* [What this task involves]: Check each line of the listing below for the word "JSON" and say how many lines have it. Nothing else should be written.

* [Data shown]:
══════
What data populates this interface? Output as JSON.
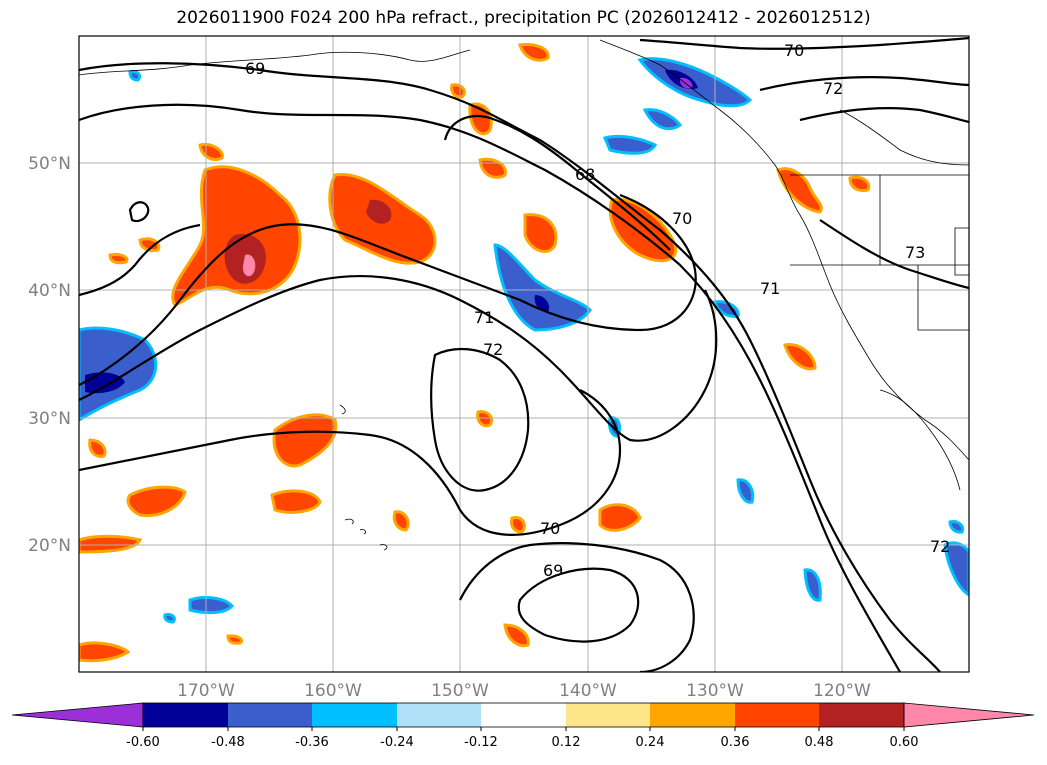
{
  "title": "2026011900 F024 200 hPa refract., precipitation PC (2026012412 - 2026012512)",
  "map": {
    "lon_range": [
      -180,
      -110
    ],
    "lat_range": [
      10,
      60
    ],
    "lat_ticks": [
      {
        "value": 50,
        "label": "50°N"
      },
      {
        "value": 40,
        "label": "40°N"
      },
      {
        "value": 30,
        "label": "30°N"
      },
      {
        "value": 20,
        "label": "20°N"
      }
    ],
    "lon_ticks": [
      {
        "value": -170,
        "label": "170°W"
      },
      {
        "value": -160,
        "label": "160°W"
      },
      {
        "value": -150,
        "label": "150°W"
      },
      {
        "value": -140,
        "label": "140°W"
      },
      {
        "value": -130,
        "label": "130°W"
      },
      {
        "value": -120,
        "label": "120°W"
      }
    ],
    "grid": true,
    "contour_labels": [
      "69",
      "70",
      "72",
      "68",
      "71",
      "72",
      "70",
      "69",
      "73",
      "71",
      "72",
      "70"
    ]
  },
  "colorbar": {
    "ticks": [
      "-0.60",
      "-0.48",
      "-0.36",
      "-0.24",
      "-0.12",
      "0.12",
      "0.24",
      "0.36",
      "0.48",
      "0.60"
    ],
    "colors": [
      "#9b30d9",
      "#000099",
      "#3a5fcd",
      "#00bfff",
      "#b0e0f8",
      "#ffffff",
      "#fde68a",
      "#ffa500",
      "#ff4500",
      "#b22222",
      "#ff88aa"
    ]
  }
}
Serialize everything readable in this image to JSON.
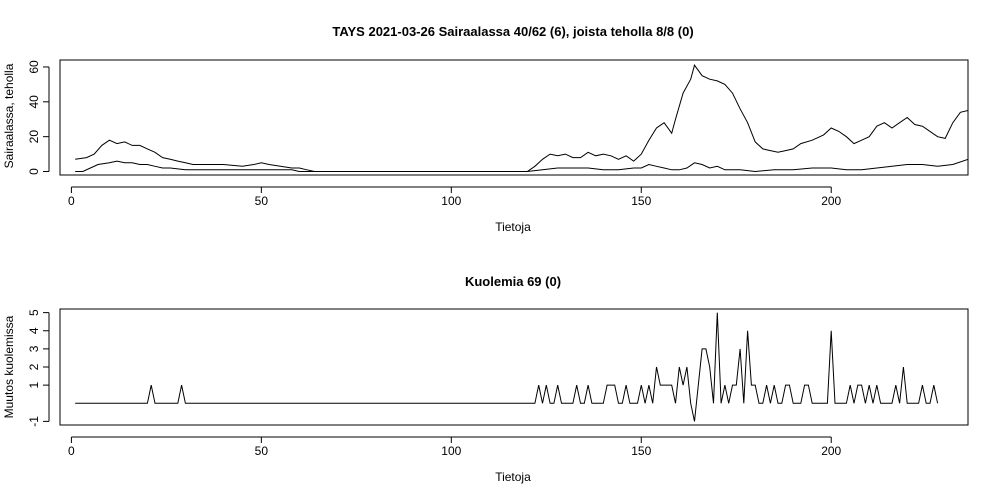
══════
* [Exercise response]: 2